● **What the task requires**: Copy every line of the entries that includes the word "String".

● **Material for this task**:
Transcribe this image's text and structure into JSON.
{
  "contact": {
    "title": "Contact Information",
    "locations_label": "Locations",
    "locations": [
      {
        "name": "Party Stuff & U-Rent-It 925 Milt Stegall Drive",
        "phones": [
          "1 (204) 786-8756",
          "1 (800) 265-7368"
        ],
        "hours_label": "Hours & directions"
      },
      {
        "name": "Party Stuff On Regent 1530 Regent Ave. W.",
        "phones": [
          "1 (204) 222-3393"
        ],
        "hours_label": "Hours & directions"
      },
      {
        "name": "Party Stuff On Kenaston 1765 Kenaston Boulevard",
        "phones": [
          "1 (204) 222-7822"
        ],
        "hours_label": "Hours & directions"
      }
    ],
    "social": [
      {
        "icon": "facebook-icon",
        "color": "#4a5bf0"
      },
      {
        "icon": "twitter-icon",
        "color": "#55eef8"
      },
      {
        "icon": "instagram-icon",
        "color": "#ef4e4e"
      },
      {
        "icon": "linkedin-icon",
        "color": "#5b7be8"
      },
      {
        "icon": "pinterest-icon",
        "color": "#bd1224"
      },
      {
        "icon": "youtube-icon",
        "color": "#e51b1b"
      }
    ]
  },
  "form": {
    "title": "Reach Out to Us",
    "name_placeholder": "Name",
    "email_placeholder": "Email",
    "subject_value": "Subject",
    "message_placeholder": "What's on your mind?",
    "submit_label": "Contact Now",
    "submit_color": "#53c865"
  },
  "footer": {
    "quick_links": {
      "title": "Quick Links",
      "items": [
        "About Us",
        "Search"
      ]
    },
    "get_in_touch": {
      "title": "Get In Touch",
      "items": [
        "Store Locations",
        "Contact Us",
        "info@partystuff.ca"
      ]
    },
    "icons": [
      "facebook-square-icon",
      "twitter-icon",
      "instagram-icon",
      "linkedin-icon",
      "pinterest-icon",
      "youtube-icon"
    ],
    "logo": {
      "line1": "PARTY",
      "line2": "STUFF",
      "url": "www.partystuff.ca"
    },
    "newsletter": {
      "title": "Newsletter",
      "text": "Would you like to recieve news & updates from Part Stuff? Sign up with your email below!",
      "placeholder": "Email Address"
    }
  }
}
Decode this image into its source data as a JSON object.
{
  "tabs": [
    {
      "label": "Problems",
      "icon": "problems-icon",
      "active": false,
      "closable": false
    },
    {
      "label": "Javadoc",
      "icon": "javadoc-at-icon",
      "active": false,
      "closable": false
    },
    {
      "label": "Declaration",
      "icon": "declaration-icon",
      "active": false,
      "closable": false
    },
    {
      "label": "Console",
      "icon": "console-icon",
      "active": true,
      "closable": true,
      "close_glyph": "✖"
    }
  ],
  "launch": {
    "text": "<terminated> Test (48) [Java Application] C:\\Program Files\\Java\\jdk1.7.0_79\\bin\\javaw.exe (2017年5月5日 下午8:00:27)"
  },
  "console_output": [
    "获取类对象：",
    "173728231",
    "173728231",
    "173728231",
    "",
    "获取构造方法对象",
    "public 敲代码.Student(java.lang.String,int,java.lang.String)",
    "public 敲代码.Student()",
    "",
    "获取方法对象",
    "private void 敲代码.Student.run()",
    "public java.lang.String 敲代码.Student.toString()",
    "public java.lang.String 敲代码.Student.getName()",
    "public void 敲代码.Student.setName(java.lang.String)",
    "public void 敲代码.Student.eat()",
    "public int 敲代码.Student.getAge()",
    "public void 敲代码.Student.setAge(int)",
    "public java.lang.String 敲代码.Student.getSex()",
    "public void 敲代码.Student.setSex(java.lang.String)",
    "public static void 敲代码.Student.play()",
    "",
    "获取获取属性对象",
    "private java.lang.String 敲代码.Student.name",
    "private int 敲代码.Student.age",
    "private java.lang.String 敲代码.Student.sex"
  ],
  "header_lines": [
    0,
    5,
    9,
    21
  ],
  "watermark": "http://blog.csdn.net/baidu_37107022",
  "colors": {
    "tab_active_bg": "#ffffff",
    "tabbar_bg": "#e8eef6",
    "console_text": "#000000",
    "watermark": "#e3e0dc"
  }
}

● **Written answer**:
    "public 敲代码.Student(java.lang.String,int,java.lang.String)",
    "public java.lang.String 敲代码.Student.toString()",
    "public java.lang.String 敲代码.Student.getName()",
    "public void 敲代码.Student.setName(java.lang.String)",
    "public java.lang.String 敲代码.Student.getSex()",
    "public void 敲代码.Student.setSex(java.lang.String)",
    "private java.lang.String 敲代码.Student.name",
    "private java.lang.String 敲代码.Student.sex"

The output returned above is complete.